Output a single figure: the number of lines in which the word "Size" appears.

** Begin **

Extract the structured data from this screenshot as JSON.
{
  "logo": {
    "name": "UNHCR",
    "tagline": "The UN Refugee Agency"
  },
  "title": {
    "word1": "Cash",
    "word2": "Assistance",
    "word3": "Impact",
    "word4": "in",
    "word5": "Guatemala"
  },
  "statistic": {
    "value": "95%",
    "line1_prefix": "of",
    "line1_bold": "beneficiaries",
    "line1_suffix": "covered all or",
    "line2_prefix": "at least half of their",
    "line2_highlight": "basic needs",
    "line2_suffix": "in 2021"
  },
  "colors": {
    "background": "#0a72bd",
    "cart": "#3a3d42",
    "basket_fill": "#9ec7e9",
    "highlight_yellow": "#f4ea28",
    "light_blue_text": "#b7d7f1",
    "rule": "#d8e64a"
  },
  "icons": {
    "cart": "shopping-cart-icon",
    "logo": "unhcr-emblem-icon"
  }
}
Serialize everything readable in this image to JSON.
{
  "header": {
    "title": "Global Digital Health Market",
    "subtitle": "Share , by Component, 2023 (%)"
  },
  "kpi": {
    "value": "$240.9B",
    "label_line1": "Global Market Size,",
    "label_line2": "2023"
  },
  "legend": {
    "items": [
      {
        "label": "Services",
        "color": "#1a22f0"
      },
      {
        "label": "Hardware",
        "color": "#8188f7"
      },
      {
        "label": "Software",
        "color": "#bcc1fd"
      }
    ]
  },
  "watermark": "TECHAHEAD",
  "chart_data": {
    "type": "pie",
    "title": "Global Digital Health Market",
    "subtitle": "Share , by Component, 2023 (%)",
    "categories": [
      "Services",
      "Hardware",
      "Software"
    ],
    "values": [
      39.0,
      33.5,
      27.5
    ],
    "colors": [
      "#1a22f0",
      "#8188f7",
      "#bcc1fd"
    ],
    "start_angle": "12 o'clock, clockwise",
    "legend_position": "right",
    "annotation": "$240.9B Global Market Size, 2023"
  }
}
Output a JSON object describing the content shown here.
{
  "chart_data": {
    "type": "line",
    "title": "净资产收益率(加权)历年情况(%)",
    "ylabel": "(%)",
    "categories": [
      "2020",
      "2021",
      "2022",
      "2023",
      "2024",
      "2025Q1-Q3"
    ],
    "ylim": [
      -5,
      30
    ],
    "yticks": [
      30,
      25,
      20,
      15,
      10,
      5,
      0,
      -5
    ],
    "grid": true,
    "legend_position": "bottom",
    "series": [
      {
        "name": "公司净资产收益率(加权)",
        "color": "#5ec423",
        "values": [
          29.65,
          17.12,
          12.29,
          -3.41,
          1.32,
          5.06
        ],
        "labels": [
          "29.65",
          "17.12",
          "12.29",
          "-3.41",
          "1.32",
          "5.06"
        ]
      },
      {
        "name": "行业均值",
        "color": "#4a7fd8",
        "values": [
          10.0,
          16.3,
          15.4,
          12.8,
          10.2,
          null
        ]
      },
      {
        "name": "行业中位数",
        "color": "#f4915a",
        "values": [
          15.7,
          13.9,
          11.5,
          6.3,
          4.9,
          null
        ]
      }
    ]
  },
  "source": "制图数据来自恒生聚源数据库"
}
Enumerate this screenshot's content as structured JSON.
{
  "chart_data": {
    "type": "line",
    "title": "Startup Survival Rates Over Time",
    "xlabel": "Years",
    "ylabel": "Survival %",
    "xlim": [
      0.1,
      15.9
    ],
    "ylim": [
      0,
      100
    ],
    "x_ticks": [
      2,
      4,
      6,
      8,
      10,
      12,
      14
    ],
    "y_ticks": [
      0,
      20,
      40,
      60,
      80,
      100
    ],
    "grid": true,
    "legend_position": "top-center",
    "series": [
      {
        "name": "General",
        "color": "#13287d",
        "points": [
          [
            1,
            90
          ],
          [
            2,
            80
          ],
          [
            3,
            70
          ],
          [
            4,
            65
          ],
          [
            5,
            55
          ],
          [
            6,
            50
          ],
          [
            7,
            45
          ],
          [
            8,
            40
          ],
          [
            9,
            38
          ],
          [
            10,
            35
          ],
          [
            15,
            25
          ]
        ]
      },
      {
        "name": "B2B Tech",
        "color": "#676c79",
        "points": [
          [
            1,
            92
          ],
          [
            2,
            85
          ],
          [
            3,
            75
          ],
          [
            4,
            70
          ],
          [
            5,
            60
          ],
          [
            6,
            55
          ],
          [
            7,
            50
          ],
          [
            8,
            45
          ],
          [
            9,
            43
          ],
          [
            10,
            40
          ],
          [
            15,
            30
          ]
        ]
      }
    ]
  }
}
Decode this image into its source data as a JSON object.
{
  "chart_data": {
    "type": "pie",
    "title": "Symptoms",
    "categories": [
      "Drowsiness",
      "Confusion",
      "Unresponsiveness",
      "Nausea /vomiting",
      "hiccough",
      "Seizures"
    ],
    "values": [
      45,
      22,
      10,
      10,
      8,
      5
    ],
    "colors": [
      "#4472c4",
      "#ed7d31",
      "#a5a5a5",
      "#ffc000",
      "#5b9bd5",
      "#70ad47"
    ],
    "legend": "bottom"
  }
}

** End **

## Problem solution
2